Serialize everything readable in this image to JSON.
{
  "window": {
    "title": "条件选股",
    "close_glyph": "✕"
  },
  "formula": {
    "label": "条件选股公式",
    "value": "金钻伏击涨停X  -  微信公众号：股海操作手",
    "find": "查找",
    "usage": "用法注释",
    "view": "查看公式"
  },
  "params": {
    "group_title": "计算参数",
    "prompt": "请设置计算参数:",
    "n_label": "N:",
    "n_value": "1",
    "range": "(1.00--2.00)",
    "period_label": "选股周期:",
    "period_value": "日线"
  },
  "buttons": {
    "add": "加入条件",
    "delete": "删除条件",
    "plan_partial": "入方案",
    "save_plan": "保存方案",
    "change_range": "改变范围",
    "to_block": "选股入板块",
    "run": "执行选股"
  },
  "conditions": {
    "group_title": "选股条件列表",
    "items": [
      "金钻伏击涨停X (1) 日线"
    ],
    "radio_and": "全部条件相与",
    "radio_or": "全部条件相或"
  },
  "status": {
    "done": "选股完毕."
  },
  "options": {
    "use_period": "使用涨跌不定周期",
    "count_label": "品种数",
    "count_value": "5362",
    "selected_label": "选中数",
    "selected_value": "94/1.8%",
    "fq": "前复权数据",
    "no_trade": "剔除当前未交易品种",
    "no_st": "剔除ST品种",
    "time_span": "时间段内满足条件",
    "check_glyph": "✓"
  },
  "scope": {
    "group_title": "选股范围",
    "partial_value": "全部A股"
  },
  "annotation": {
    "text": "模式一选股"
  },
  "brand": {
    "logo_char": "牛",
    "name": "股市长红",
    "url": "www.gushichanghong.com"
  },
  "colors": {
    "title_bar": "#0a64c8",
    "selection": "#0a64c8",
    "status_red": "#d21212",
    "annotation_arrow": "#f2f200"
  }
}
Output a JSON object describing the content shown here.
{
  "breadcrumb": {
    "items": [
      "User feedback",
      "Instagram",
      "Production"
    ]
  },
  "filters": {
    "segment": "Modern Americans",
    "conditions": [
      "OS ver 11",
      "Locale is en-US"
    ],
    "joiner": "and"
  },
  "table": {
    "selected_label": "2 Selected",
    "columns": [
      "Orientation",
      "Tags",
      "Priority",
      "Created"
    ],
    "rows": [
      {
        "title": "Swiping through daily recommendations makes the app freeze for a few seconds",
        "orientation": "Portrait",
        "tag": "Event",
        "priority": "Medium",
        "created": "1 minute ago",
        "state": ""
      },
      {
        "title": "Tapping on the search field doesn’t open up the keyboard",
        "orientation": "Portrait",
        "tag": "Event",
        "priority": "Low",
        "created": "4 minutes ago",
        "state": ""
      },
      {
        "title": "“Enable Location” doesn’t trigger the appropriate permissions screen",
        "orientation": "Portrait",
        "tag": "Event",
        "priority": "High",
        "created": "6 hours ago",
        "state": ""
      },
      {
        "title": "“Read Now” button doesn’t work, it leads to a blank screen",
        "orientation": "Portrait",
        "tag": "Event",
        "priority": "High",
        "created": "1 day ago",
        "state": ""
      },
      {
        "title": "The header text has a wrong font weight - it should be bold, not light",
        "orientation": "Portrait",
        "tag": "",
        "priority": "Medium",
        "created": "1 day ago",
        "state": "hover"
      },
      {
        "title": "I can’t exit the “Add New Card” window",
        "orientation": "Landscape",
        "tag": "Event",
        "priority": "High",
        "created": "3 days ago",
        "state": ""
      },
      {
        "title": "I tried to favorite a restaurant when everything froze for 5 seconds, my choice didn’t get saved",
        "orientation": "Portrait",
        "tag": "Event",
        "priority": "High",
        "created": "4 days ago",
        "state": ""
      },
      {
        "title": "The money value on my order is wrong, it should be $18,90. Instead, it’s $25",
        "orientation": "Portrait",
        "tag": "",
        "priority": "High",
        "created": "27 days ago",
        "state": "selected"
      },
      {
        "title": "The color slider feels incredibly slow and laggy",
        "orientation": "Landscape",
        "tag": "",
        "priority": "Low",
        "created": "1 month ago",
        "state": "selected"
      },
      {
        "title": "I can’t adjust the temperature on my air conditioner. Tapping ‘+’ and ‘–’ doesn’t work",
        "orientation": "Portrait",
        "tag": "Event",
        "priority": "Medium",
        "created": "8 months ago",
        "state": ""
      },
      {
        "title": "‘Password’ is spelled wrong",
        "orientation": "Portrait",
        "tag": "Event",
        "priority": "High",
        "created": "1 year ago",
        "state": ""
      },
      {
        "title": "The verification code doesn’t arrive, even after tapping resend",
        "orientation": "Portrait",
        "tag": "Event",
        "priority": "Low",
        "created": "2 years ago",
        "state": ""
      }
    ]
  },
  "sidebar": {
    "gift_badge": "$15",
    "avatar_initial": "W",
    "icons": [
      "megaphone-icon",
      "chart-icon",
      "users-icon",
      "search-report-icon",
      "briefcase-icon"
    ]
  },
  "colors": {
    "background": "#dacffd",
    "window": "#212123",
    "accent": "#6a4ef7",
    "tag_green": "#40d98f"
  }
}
__________________________________________________
◆ What is needed: From the data above, pick out each line containing "search" and copy it.

◆ Worked solution:
        "title": "Tapping on the search field doesn’t open up the keyboard",
      "search-report-icon",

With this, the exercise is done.